[START OF STORED RECORDS]

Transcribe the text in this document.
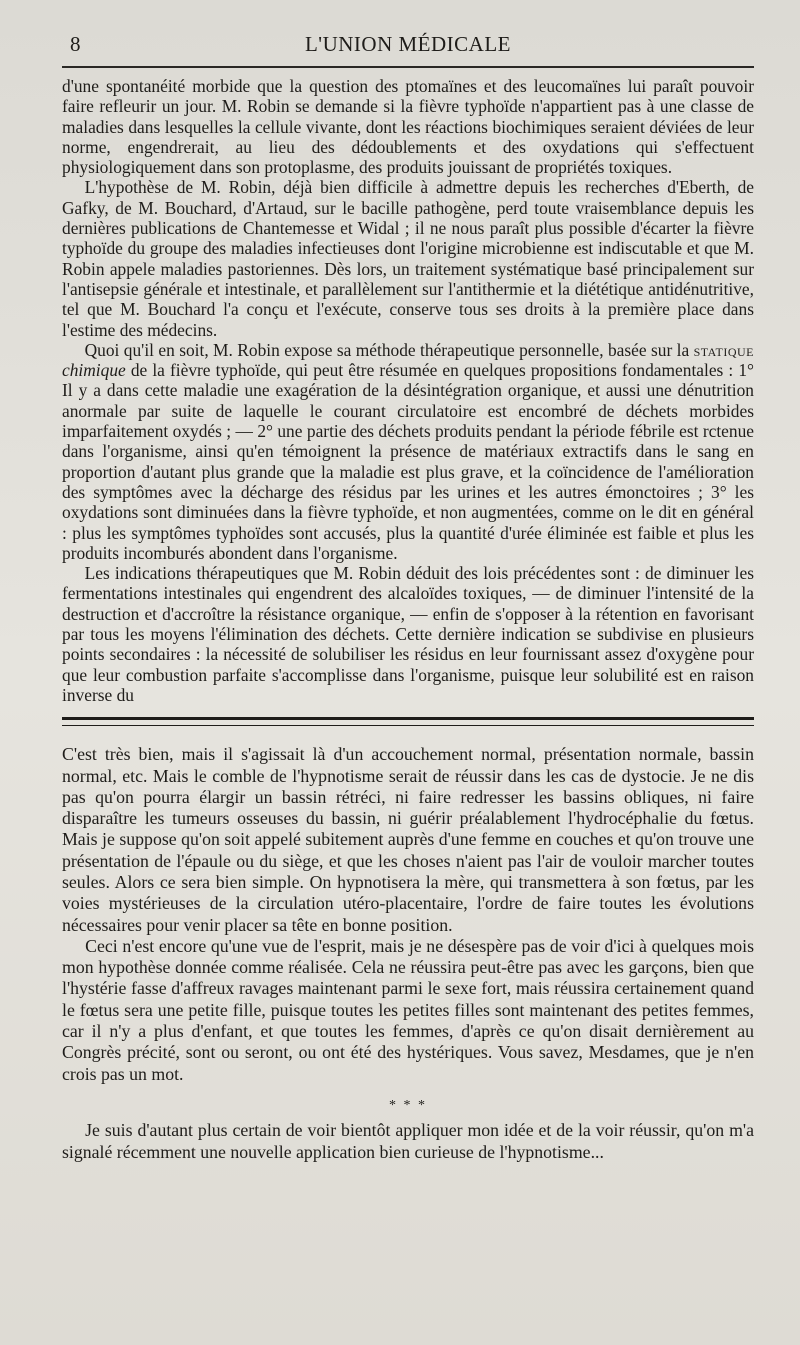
8	L'UNION MÉDICALE

d'une spontanéité morbide que la question des ptomaïnes et des leucomaïnes lui paraît pouvoir faire refleurir un jour. M. Robin se demande si la fièvre typhoïde n'appartient pas à une classe de maladies dans lesquelles la cellule vivante, dont les réactions biochimiques seraient déviées de leur norme, engendrerait, au lieu des dédoublements et des oxydations qui s'effectuent physiologiquement dans son protoplasme, des produits jouissant de propriétés toxiques.

L'hypothèse de M. Robin, déjà bien difficile à admettre depuis les recherches d'Eberth, de Gafky, de M. Bouchard, d'Artaud, sur le bacille pathogène, perd toute vraisemblance depuis les dernières publications de Chantemesse et Widal ; il ne nous paraît plus possible d'écarter la fièvre typhoïde du groupe des maladies infectieuses dont l'origine microbienne est indiscutable et que M. Robin appele maladies pastoriennes. Dès lors, un traitement systématique basé principalement sur l'antisepsie générale et intestinale, et parallèlement sur l'antithermie et la diététique antidénutritive, tel que M. Bouchard l'a conçu et l'exécute, conserve tous ses droits à la première place dans l'estime des médecins.

Quoi qu'il en soit, M. Robin expose sa méthode thérapeutique personnelle, basée sur la statique chimique de la fièvre typhoïde, qui peut être résumée en quelques propositions fondamentales : 1° Il y a dans cette maladie une exagération de la désintégration organique, et aussi une dénutrition anormale par suite de laquelle le courant circulatoire est encombré de déchets morbides imparfaitement oxydés ; — 2° une partie des déchets produits pendant la période fébrile est rctenue dans l'organisme, ainsi qu'en témoignent la présence de matériaux extractifs dans le sang en proportion d'autant plus grande que la maladie est plus grave, et la coïncidence de l'amélioration des symptômes avec la décharge des résidus par les urines et les autres émonctoires ; 3° les oxydations sont diminuées dans la fièvre typhoïde, et non augmentées, comme on le dit en général : plus les symptômes typhoïdes sont accusés, plus la quantité d'urée éliminée est faible et plus les produits incomburés abondent dans l'organisme.

Les indications thérapeutiques que M. Robin déduit des lois précédentes sont : de diminuer les fermentations intestinales qui engendrent des alcaloïdes toxiques, — de diminuer l'intensité de la destruction et d'accroître la résistance organique, — enfin de s'opposer à la rétention en favorisant par tous les moyens l'élimination des déchets. Cette dernière indication se subdivise en plusieurs points secondaires : la nécessité de solubiliser les résidus en leur fournissant assez d'oxygène pour que leur combustion parfaite s'accomplisse dans l'organisme, puisque leur solubilité est en raison inverse du

C'est très bien, mais il s'agissait là d'un accouchement normal, présentation normale, bassin normal, etc. Mais le comble de l'hypnotisme serait de réussir dans les cas de dystocie. Je ne dis pas qu'on pourra élargir un bassin rétréci, ni faire redresser les bassins obliques, ni faire disparaître les tumeurs osseuses du bassin, ni guérir préalablement l'hydrocéphalie du fœtus. Mais je suppose qu'on soit appelé subitement auprès d'une femme en couches et qu'on trouve une présentation de l'épaule ou du siège, et que les choses n'aient pas l'air de vouloir marcher toutes seules. Alors ce sera bien simple. On hypnotisera la mère, qui transmettera à son fœtus, par les voies mystérieuses de la circulation utéro-placentaire, l'ordre de faire toutes les évolutions nécessaires pour venir placer sa tête en bonne position.

Ceci n'est encore qu'une vue de l'esprit, mais je ne désespère pas de voir d'ici à quelques mois mon hypothèse donnée comme réalisée. Cela ne réussira peut-être pas avec les garçons, bien que l'hystérie fasse d'affreux ravages maintenant parmi le sexe fort, mais réussira certainement quand le fœtus sera une petite fille, puisque toutes les petites filles sont maintenant des petites femmes, car il n'y a plus d'enfant, et que toutes les femmes, d'après ce qu'on disait dernièrement au Congrès précité, sont ou seront, ou ont été des hystériques. Vous savez, Mesdames, que je n'en crois pas un mot.

* * *

Je suis d'autant plus certain de voir bientôt appliquer mon idée et de la voir réussir, qu'on m'a signalé récemment une nouvelle application bien curieuse de l'hypnotisme...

[END OF STORED RECORDS]

REQUEST: Each entry above is to be written out again unchanged, apart from the pictures, which are left out.

CORRECT RESPONSE:
Transcribe the text in this document.
8	L'UNION MÉDICALE

d'une spontanéité morbide que la question des ptomaïnes et des leucomaïnes lui paraît pouvoir faire refleurir un jour. M. Robin se demande si la fièvre typhoïde n'appartient pas à une classe de maladies dans lesquelles la cellule vivante, dont les réactions biochimiques seraient déviées de leur norme, engendrerait, au lieu des dédoublements et des oxydations qui s'effectuent physiologiquement dans son protoplasme, des produits jouissant de propriétés toxiques.

L'hypothèse de M. Robin, déjà bien difficile à admettre depuis les recherches d'Eberth, de Gafky, de M. Bouchard, d'Artaud, sur le bacille pathogène, perd toute vraisemblance depuis les dernières publications de Chantemesse et Widal ; il ne nous paraît plus possible d'écarter la fièvre typhoïde du groupe des maladies infectieuses dont l'origine microbienne est indiscutable et que M. Robin appele maladies pastoriennes. Dès lors, un traitement systématique basé principalement sur l'antisepsie générale et intestinale, et parallèlement sur l'antithermie et la diététique antidénutritive, tel que M. Bouchard l'a conçu et l'exécute, conserve tous ses droits à la première place dans l'estime des médecins.

Quoi qu'il en soit, M. Robin expose sa méthode thérapeutique personnelle, basée sur la statique chimique de la fièvre typhoïde, qui peut être résumée en quelques propositions fondamentales : 1° Il y a dans cette maladie une exagération de la désintégration organique, et aussi une dénutrition anormale par suite de laquelle le courant circulatoire est encombré de déchets morbides imparfaitement oxydés ; — 2° une partie des déchets produits pendant la période fébrile est rctenue dans l'organisme, ainsi qu'en témoignent la présence de matériaux extractifs dans le sang en proportion d'autant plus grande que la maladie est plus grave, et la coïncidence de l'amélioration des symptômes avec la décharge des résidus par les urines et les autres émonctoires ; 3° les oxydations sont diminuées dans la fièvre typhoïde, et non augmentées, comme on le dit en général : plus les symptômes typhoïdes sont accusés, plus la quantité d'urée éliminée est faible et plus les produits incomburés abondent dans l'organisme.

Les indications thérapeutiques que M. Robin déduit des lois précédentes sont : de diminuer les fermentations intestinales qui engendrent des alcaloïdes toxiques, — de diminuer l'intensité de la destruction et d'accroître la résistance organique, — enfin de s'opposer à la rétention en favorisant par tous les moyens l'élimination des déchets. Cette dernière indication se subdivise en plusieurs points secondaires : la nécessité de solubiliser les résidus en leur fournissant assez d'oxygène pour que leur combustion parfaite s'accomplisse dans l'organisme, puisque leur solubilité est en raison inverse du

C'est très bien, mais il s'agissait là d'un accouchement normal, présentation normale, bassin normal, etc. Mais le comble de l'hypnotisme serait de réussir dans les cas de dystocie. Je ne dis pas qu'on pourra élargir un bassin rétréci, ni faire redresser les bassins obliques, ni faire disparaître les tumeurs osseuses du bassin, ni guérir préalablement l'hydrocéphalie du fœtus. Mais je suppose qu'on soit appelé subitement auprès d'une femme en couches et qu'on trouve une présentation de l'épaule ou du siège, et que les choses n'aient pas l'air de vouloir marcher toutes seules. Alors ce sera bien simple. On hypnotisera la mère, qui transmettera à son fœtus, par les voies mystérieuses de la circulation utéro-placentaire, l'ordre de faire toutes les évolutions nécessaires pour venir placer sa tête en bonne position.

Ceci n'est encore qu'une vue de l'esprit, mais je ne désespère pas de voir d'ici à quelques mois mon hypothèse donnée comme réalisée. Cela ne réussira peut-être pas avec les garçons, bien que l'hystérie fasse d'affreux ravages maintenant parmi le sexe fort, mais réussira certainement quand le fœtus sera une petite fille, puisque toutes les petites filles sont maintenant des petites femmes, car il n'y a plus d'enfant, et que toutes les femmes, d'après ce qu'on disait dernièrement au Congrès précité, sont ou seront, ou ont été des hystériques. Vous savez, Mesdames, que je n'en crois pas un mot.

* * *

Je suis d'autant plus certain de voir bientôt appliquer mon idée et de la voir réussir, qu'on m'a signalé récemment une nouvelle application bien curieuse de l'hypnotisme...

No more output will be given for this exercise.